● **What to work on**: Produce a verbatim copy of the entries listed below.

(Dataset entries)
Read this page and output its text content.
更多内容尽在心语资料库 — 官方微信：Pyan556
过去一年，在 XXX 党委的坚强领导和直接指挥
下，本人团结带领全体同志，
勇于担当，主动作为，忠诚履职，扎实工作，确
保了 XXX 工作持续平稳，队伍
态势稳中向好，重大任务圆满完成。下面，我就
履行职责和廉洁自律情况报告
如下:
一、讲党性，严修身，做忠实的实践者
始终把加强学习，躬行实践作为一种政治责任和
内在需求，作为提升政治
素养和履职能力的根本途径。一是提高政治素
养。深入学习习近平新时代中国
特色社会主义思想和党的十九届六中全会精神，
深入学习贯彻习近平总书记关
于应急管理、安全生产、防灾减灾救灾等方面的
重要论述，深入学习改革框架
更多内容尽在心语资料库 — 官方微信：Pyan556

● **Task answer**:
Read this page and output its text content.
更多内容尽在心语资料库 — 官方微信：Pyan556
过去一年，在 XXX 党委的坚强领导和直接指挥
下，本人团结带领全体同志，
勇于担当，主动作为，忠诚履职，扎实工作，确
保了 XXX 工作持续平稳，队伍
态势稳中向好，重大任务圆满完成。下面，我就
履行职责和廉洁自律情况报告
如下:
一、讲党性，严修身，做忠实的实践者
始终把加强学习，躬行实践作为一种政治责任和
内在需求，作为提升政治
素养和履职能力的根本途径。一是提高政治素
养。深入学习习近平新时代中国
特色社会主义思想和党的十九届六中全会精神，
深入学习贯彻习近平总书记关
于应急管理、安全生产、防灾减灾救灾等方面的
重要论述，深入学习改革框架
更多内容尽在心语资料库 — 官方微信：Pyan556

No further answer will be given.